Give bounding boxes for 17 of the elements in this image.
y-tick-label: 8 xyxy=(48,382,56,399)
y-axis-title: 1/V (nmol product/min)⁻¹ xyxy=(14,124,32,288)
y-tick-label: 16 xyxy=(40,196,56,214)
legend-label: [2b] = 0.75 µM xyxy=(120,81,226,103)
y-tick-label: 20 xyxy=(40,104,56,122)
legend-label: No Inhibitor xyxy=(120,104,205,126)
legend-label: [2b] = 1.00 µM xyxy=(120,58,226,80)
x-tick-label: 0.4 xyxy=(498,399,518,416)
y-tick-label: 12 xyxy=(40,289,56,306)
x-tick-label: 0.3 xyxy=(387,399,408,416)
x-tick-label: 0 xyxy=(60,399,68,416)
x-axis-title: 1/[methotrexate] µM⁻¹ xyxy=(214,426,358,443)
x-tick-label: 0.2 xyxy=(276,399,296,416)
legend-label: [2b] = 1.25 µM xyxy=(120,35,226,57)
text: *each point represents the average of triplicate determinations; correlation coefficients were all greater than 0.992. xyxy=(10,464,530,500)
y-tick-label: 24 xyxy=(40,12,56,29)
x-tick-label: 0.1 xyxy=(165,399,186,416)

* **Exercise task**
Print every row above again, word for word and in the same order.

* **Finished task**
Give bounding boxes for 17 of the elements in this image.
y-tick-label: 8 xyxy=(48,382,56,399)
y-axis-title: 1/V (nmol product/min)⁻¹ xyxy=(14,124,32,288)
y-tick-label: 16 xyxy=(40,196,56,214)
legend-label: [2b] = 0.75 µM xyxy=(120,81,226,103)
y-tick-label: 20 xyxy=(40,104,56,122)
legend-label: No Inhibitor xyxy=(120,104,205,126)
legend-label: [2b] = 1.00 µM xyxy=(120,58,226,80)
x-tick-label: 0.4 xyxy=(498,399,518,416)
y-tick-label: 12 xyxy=(40,289,56,306)
x-tick-label: 0.3 xyxy=(387,399,408,416)
x-tick-label: 0 xyxy=(60,399,68,416)
x-axis-title: 1/[methotrexate] µM⁻¹ xyxy=(214,426,358,443)
x-tick-label: 0.2 xyxy=(276,399,296,416)
legend-label: [2b] = 1.25 µM xyxy=(120,35,226,57)
text: *each point represents the average of triplicate determinations; correlation coefficients were all greater than 0.992. xyxy=(10,464,530,500)
y-tick-label: 24 xyxy=(40,12,56,29)
x-tick-label: 0.1 xyxy=(165,399,186,416)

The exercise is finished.